### Do this
From the entries below, say how many lines carry the word "Elisabethstraße", and give nothing but the number.

[Start Records to process]

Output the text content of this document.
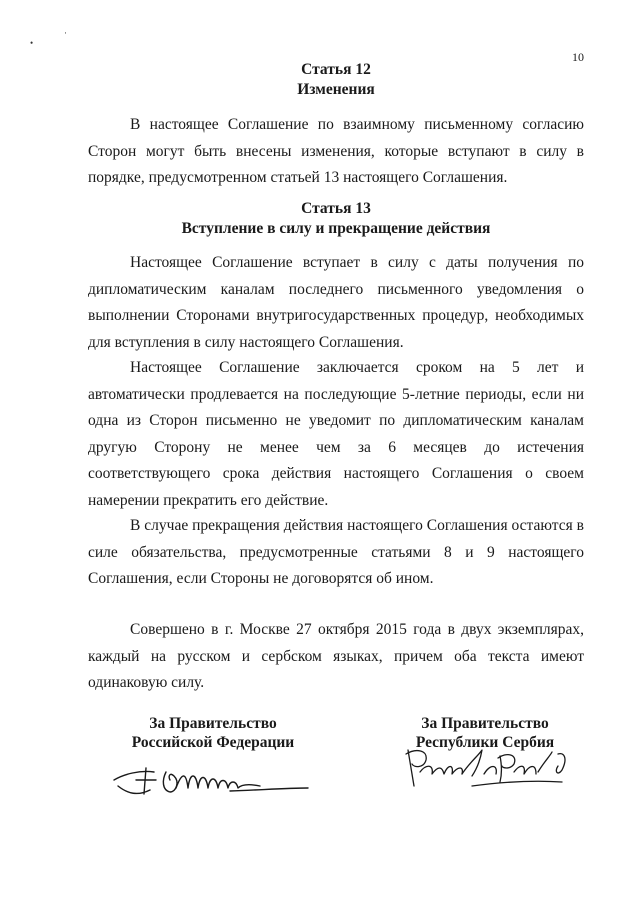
•
·
10
Статья 12
Изменения

В настоящее Соглашение по взаимному письменному согласию Сторон могут быть внесены изменения, которые вступают в силу в порядке, предусмотренном статьей 13 настоящего Соглашения.

Статья 13
Вступление в силу и прекращение действия

Настоящее Соглашение вступает в силу с даты получения по дипломатическим каналам последнего письменного уведомления о выполнении Сторонами внутригосударственных процедур, необходимых для вступления в силу настоящего Соглашения.

Настоящее Соглашение заключается сроком на 5 лет и автоматически продлевается на последующие 5-летние периоды, если ни одна из Сторон письменно не уведомит по дипломатическим каналам другую Сторону не менее чем за 6 месяцев до истечения соответствующего срока действия настоящего Соглашения о своем намерении прекратить его действие.

В случае прекращения действия настоящего Соглашения остаются в силе обязательства, предусмотренные статьями 8 и 9 настоящего Соглашения, если Стороны не договорятся об ином.

Совершено в г. Москве 27 октября 2015 года в двух экземплярах, каждый на русском и сербском языках, причем оба текста имеют одинаковую силу.

За Правительство
Российской Федерации
За Правительство
Республики Сербия
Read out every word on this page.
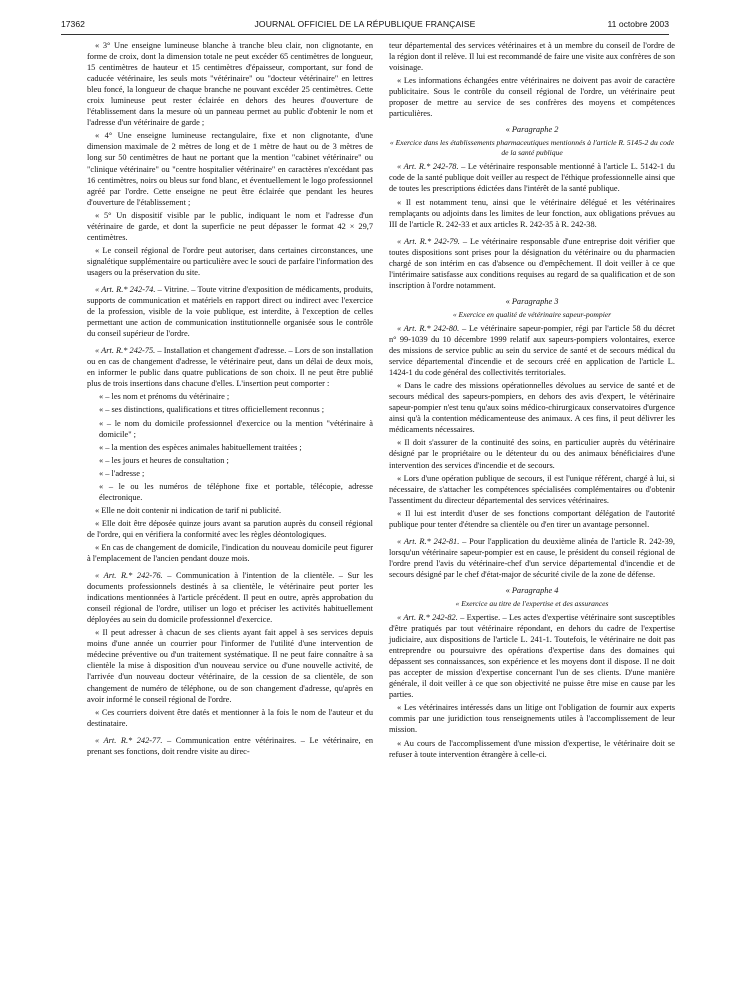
17362	JOURNAL OFFICIEL DE LA RÉPUBLIQUE FRANÇAISE	11 octobre 2003

« 3° Une enseigne lumineuse blanche à tranche bleu clair, non clignotante, en forme de croix, dont la dimension totale ne peut excéder 65 centimètres de longueur, 15 centimètres de hauteur et 15 centimètres d'épaisseur, comportant, sur fond de caducée vétérinaire, les seuls mots "vétérinaire" ou "docteur vétérinaire" en lettres bleu foncé, la longueur de chaque branche ne pouvant excéder 25 centimètres. Cette croix lumineuse peut rester éclairée en dehors des heures d'ouverture de l'établissement dans la mesure où un panneau permet au public d'obtenir le nom et l'adresse d'un vétérinaire de garde ;

« 4° Une enseigne lumineuse rectangulaire, fixe et non clignotante, d'une dimension maximale de 2 mètres de long et de 1 mètre de haut ou de 3 mètres de long sur 50 centimètres de haut ne portant que la mention "cabinet vétérinaire" ou "clinique vétérinaire" ou "centre hospitalier vétérinaire" en caractères n'excédant pas 16 centimètres, noirs ou bleus sur fond blanc, et éventuellement le logo professionnel agréé par l'ordre. Cette enseigne ne peut être éclairée que pendant les heures d'ouverture de l'établissement ;

« 5° Un dispositif visible par le public, indiquant le nom et l'adresse d'un vétérinaire de garde, et dont la superficie ne peut dépasser le format 42 × 29,7 centimètres.

« Le conseil régional de l'ordre peut autoriser, dans certaines circonstances, une signalétique supplémentaire ou particulière avec le souci de parfaire l'information des usagers ou la préservation du site.

« Art. R.* 242-74. – Vitrine. – Toute vitrine d'exposition de médicaments, produits, supports de communication et matériels en rapport direct ou indirect avec l'exercice de la profession, visible de la voie publique, est interdite, à l'exception de celles permettant une action de communication institutionnelle organisée sous le contrôle du conseil supérieur de l'ordre.

« Art. R.* 242-75. – Installation et changement d'adresse. – Lors de son installation ou en cas de changement d'adresse, le vétérinaire peut, dans un délai de deux mois, en informer le public dans quatre publications de son choix. Il ne peut être publié plus de trois insertions dans chacune d'elles. L'insertion peut comporter :

« – les nom et prénoms du vétérinaire ;

« – ses distinctions, qualifications et titres officiellement reconnus ;

« – le nom du domicile professionnel d'exercice ou la mention "vétérinaire à domicile" ;

« – la mention des espèces animales habituellement traitées ;

« – les jours et heures de consultation ;

« – l'adresse ;

« – le ou les numéros de téléphone fixe et portable, télécopie, adresse électronique.

« Elle ne doit contenir ni indication de tarif ni publicité.

« Elle doit être déposée quinze jours avant sa parution auprès du conseil régional de l'ordre, qui en vérifiera la conformité avec les règles déontologiques.

« En cas de changement de domicile, l'indication du nouveau domicile peut figurer à l'emplacement de l'ancien pendant douze mois.

« Art. R.* 242-76. – Communication à l'intention de la clientèle. – Sur les documents professionnels destinés à sa clientèle, le vétérinaire peut porter les indications mentionnées à l'article précédent. Il peut en outre, après approbation du conseil régional de l'ordre, utiliser un logo et préciser les activités habituellement déployées au sein du domicile professionnel d'exercice.

« Il peut adresser à chacun de ses clients ayant fait appel à ses services depuis moins d'une année un courrier pour l'informer de l'utilité d'une intervention de médecine préventive ou d'un traitement systématique. Il ne peut faire connaître à sa clientèle la mise à disposition d'un nouveau service ou d'une nouvelle activité, de l'arrivée d'un nouveau docteur vétérinaire, de la cession de sa clientèle, de son changement de numéro de téléphone, ou de son changement d'adresse, qu'après en avoir informé le conseil régional de l'ordre.

« Ces courriers doivent être datés et mentionner à la fois le nom de l'auteur et du destinataire.

« Art. R.* 242-77. – Communication entre vétérinaires. – Le vétérinaire, en prenant ses fonctions, doit rendre visite au direc-

teur départemental des services vétérinaires et à un membre du conseil de l'ordre de la région dont il relève. Il lui est recommandé de faire une visite aux confrères de son voisinage.

« Les informations échangées entre vétérinaires ne doivent pas avoir de caractère publicitaire. Sous le contrôle du conseil régional de l'ordre, un vétérinaire peut proposer de mettre au service de ses confrères des moyens et compétences particulières.

« Paragraphe 2

« Exercice dans les établissements pharmaceutiques mentionnés à l'article R. 5145-2 du code de la santé publique

« Art. R.* 242-78. – Le vétérinaire responsable mentionné à l'article L. 5142-1 du code de la santé publique doit veiller au respect de l'éthique professionnelle ainsi que de toutes les prescriptions édictées dans l'intérêt de la santé publique.

« Il est notamment tenu, ainsi que le vétérinaire délégué et les vétérinaires remplaçants ou adjoints dans les limites de leur fonction, aux obligations prévues au III de l'article R. 242-33 et aux articles R. 242-35 à R. 242-38.

« Art. R.* 242-79. – Le vétérinaire responsable d'une entreprise doit vérifier que toutes dispositions sont prises pour la désignation du vétérinaire ou du pharmacien chargé de son intérim en cas d'absence ou d'empêchement. Il doit veiller à ce que l'intérimaire satisfasse aux conditions requises au regard de sa qualification et de son inscription à l'ordre notamment.

« Paragraphe 3

« Exercice en qualité de vétérinaire sapeur-pompier

« Art. R.* 242-80. – Le vétérinaire sapeur-pompier, régi par l'article 58 du décret n° 99-1039 du 10 décembre 1999 relatif aux sapeurs-pompiers volontaires, exerce des missions de service public au sein du service de santé et de secours médical du service départemental d'incendie et de secours créé en application de l'article L. 1424-1 du code général des collectivités territoriales.

« Dans le cadre des missions opérationnelles dévolues au service de santé et de secours médical des sapeurs-pompiers, en dehors des avis d'expert, le vétérinaire sapeur-pompier n'est tenu qu'aux soins médico-chirurgicaux conservatoires d'urgence ainsi qu'à la contention médicamenteuse des animaux. A ces fins, il peut délivrer les médicaments nécessaires.

« Il doit s'assurer de la continuité des soins, en particulier auprès du vétérinaire désigné par le propriétaire ou le détenteur du ou des animaux bénéficiaires d'une intervention des services d'incendie et de secours.

« Lors d'une opération publique de secours, il est l'unique référent, chargé à lui, si nécessaire, de s'attacher les compétences spécialisées complémentaires ou d'obtenir l'assentiment du directeur départemental des services vétérinaires.

« Il lui est interdit d'user de ses fonctions comportant délégation de l'autorité publique pour tenter d'étendre sa clientèle ou d'en tirer un avantage personnel.

« Art. R.* 242-81. – Pour l'application du deuxième alinéa de l'article R. 242-39, lorsqu'un vétérinaire sapeur-pompier est en cause, le président du conseil régional de l'ordre prend l'avis du vétérinaire-chef d'un service départemental d'incendie et de secours désigné par le chef d'état-major de sécurité civile de la zone de défense.

« Paragraphe 4

« Exercice au titre de l'expertise et des assurances

« Art. R.* 242-82. – Expertise. – Les actes d'expertise vétérinaire sont susceptibles d'être pratiqués par tout vétérinaire répondant, en dehors du cadre de l'expertise judiciaire, aux dispositions de l'article L. 241-1. Toutefois, le vétérinaire ne doit pas entreprendre ou poursuivre des opérations d'expertise dans des domaines qui dépassent ses connaissances, son expérience et les moyens dont il dispose. Il ne doit pas accepter de mission d'expertise concernant l'un de ses clients. D'une manière générale, il doit veiller à ce que son objectivité ne puisse être mise en cause par les parties.

« Les vétérinaires intéressés dans un litige ont l'obligation de fournir aux experts commis par une juridiction tous renseignements utiles à l'accomplissement de leur mission.

« Au cours de l'accomplissement d'une mission d'expertise, le vétérinaire doit se refuser à toute intervention étrangère à celle-ci.
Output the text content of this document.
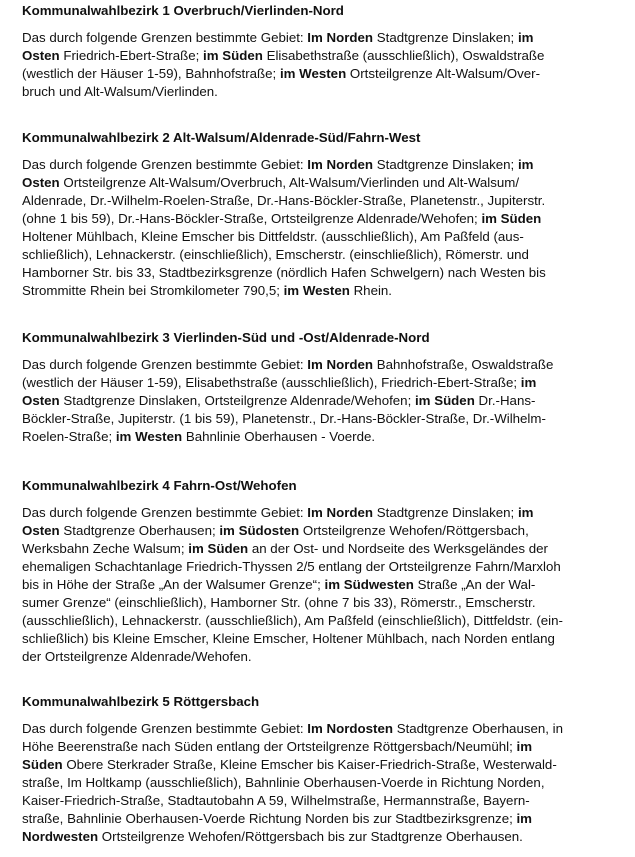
Kommunalwahlbezirk 1 Overbruch/Vierlinden-Nord

Das durch folgende Grenzen bestimmte Gebiet: Im Norden Stadtgrenze Dinslaken; im
Osten Friedrich-Ebert-Straße; im Süden Elisabethstraße (ausschließlich), Oswaldstraße
(westlich der Häuser 1-59), Bahnhofstraße; im Westen Ortsteilgrenze Alt-Walsum/Over-
bruch und Alt-Walsum/Vierlinden.

Kommunalwahlbezirk 2 Alt-Walsum/Aldenrade-Süd/Fahrn-West

Das durch folgende Grenzen bestimmte Gebiet: Im Norden Stadtgrenze Dinslaken; im
Osten Ortsteilgrenze Alt-Walsum/Overbruch, Alt-Walsum/Vierlinden und Alt-Walsum/
Aldenrade, Dr.-Wilhelm-Roelen-Straße, Dr.-Hans-Böckler-Straße, Planetenstr., Jupiterstr.
(ohne 1 bis 59), Dr.-Hans-Böckler-Straße, Ortsteilgrenze Aldenrade/Wehofen; im Süden
Holtener Mühlbach, Kleine Emscher bis Dittfeldstr. (ausschließlich), Am Paßfeld (aus-
schließlich), Lehnackerstr. (einschließlich), Emscherstr. (einschließlich), Römerstr. und
Hamborner Str. bis 33, Stadtbezirksgrenze (nördlich Hafen Schwelgern) nach Westen bis
Strommitte Rhein bei Stromkilometer 790,5; im Westen Rhein.

Kommunalwahlbezirk 3 Vierlinden-Süd und -Ost/Aldenrade-Nord

Das durch folgende Grenzen bestimmte Gebiet: Im Norden Bahnhofstraße, Oswaldstraße
(westlich der Häuser 1-59), Elisabethstraße (ausschließlich), Friedrich-Ebert-Straße; im
Osten Stadtgrenze Dinslaken, Ortsteilgrenze Aldenrade/Wehofen; im Süden Dr.-Hans-
Böckler-Straße, Jupiterstr. (1 bis 59), Planetenstr., Dr.-Hans-Böckler-Straße, Dr.-Wilhelm-
Roelen-Straße; im Westen Bahnlinie Oberhausen - Voerde.

Kommunalwahlbezirk 4 Fahrn-Ost/Wehofen

Das durch folgende Grenzen bestimmte Gebiet: Im Norden Stadtgrenze Dinslaken; im
Osten Stadtgrenze Oberhausen; im Südosten Ortsteilgrenze Wehofen/Röttgersbach,
Werksbahn Zeche Walsum; im Süden an der Ost- und Nordseite des Werksgeländes der
ehemaligen Schachtanlage Friedrich-Thyssen 2/5 entlang der Ortsteilgrenze Fahrn/Marxloh
bis in Höhe der Straße „An der Walsumer Grenze“; im Südwesten Straße „An der Wal-
sumer Grenze“ (einschließlich), Hamborner Str. (ohne 7 bis 33), Römerstr., Emscherstr.
(ausschließlich), Lehnackerstr. (ausschließlich), Am Paßfeld (einschließlich), Dittfeldstr. (ein-
schließlich) bis Kleine Emscher, Kleine Emscher, Holtener Mühlbach, nach Norden entlang
der Ortsteilgrenze Aldenrade/Wehofen.

Kommunalwahlbezirk 5 Röttgersbach

Das durch folgende Grenzen bestimmte Gebiet: Im Nordosten Stadtgrenze Oberhausen, in
Höhe Beerenstraße nach Süden entlang der Ortsteilgrenze Röttgersbach/Neumühl; im
Süden Obere Sterkrader Straße, Kleine Emscher bis Kaiser-Friedrich-Straße, Westerwald-
straße, Im Holtkamp (ausschließlich), Bahnlinie Oberhausen-Voerde in Richtung Norden,
Kaiser-Friedrich-Straße, Stadtautobahn A 59, Wilhelmstraße, Hermannstraße, Bayern-
straße, Bahnlinie Oberhausen-Voerde Richtung Norden bis zur Stadtbezirksgrenze; im
Nordwesten Ortsteilgrenze Wehofen/Röttgersbach bis zur Stadtgrenze Oberhausen.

[End Records to process]

### Solution below
2